→ TASKS TO PERFORM:
[a] In the audit committee passage, rewrite the text from "Based upon this" to "shareholders for the fiscal year ended Sept. 30, 2020.", changing "Board of Trustees" to "Board of Directors".
[b] Answer these questions using the audit committee passage:
(i) On which dates did the Audit Committee meet to review the audited financial statements?
(ii) To which body did the Audit Committee make its recommendation about the annual report?
(iii) Which rule required the written disclosures and letter the committee received from Deloitte?

→ GIVEN PASSAGE:
........
The Audit Committee met on Nov. 5, 2020 and Nov. 10, 2020 to review the Fund’s audited financial statements for the fiscal year ended Sept. 30, 2020. In performing this oversight function, the Audit Committee reviewed and discussed the audited financial statements with the Fund’s management and Deloitte, and discussed the audit of such financial statements with Deloitte. The Audit Committee discussed with Deloitte the matters required to be discussed by Statement on Auditing Standards (“SAS”) No. 114 (The Auditor’s Communication With Those Charged With Governance, AU Section 380), which supersedes SAS No. 61 (Communications with Audit Committees) and received the written disclosures and the letter from Deloitte required by Public Company Accounting Oversight Board Rule 3526 (Communications with Audit Committees Concerning Independence). The Audit Committee also discussed with Deloitte its independence.
Based upon this review and related discussions, and subject to the limitation on the role and responsibilities of the Audit Committee set forth above and in the Charter, the Audit Committee recommended to the Board of Trustees that the audited financial statements be included in the Fund’s annual report to shareholders for the fiscal year ended Sept. 30, 2020.
The members of the Audit Committee are not employed by the Fund as experts in the fields of auditing or accounting and are not employed by the Fund for accounting, financial management or internal control purposes notwithstanding that one or more members may be designated an “audit committee financial expert.” Members of the Audit Committee rely without independent verification on the information provided and the representations made to them by management and the independent auditors.
........
→ INFORMATION SHOWN:
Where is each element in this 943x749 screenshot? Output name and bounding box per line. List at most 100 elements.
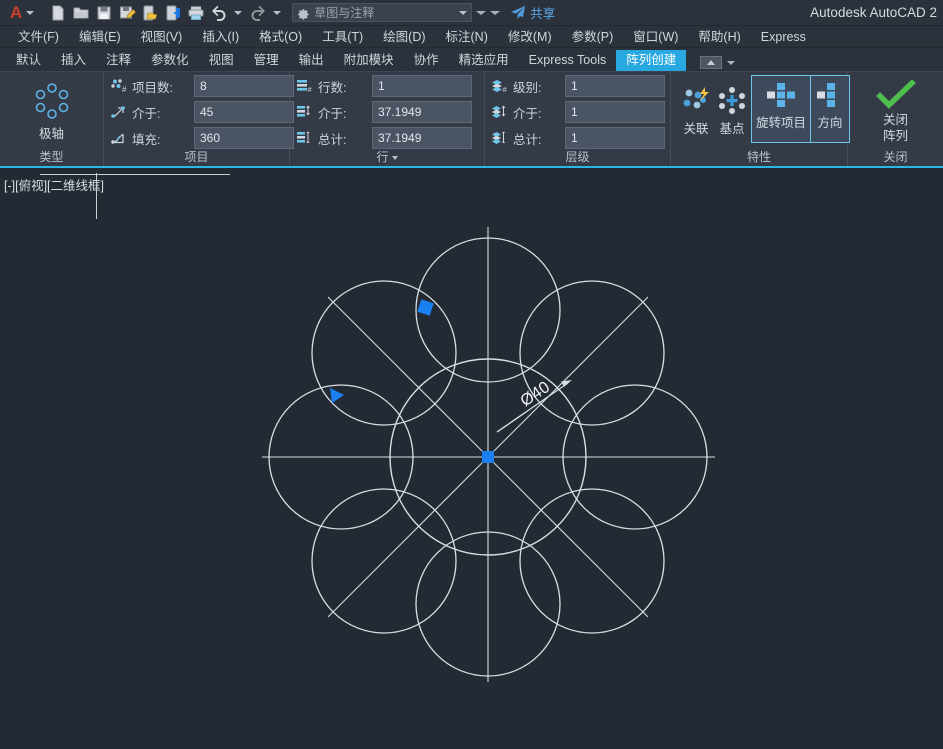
........
→ ANSWERS IN ORDER:
[a]
Based upon this review and related discussions, and subject to the limitation on the role and responsibilities of the Audit Committee set forth above and in the Charter, the Audit Committee recommended to the Board of Directors that the audited financial statements be included in the Fund’s annual report to shareholders for the fiscal year ended Sept. 30, 2020.

[b]
(i) Nov. 5, 2020 and Nov. 10, 2020
(ii) The Board of Trustees
(iii) Public Company Accounting Oversight Board Rule 3526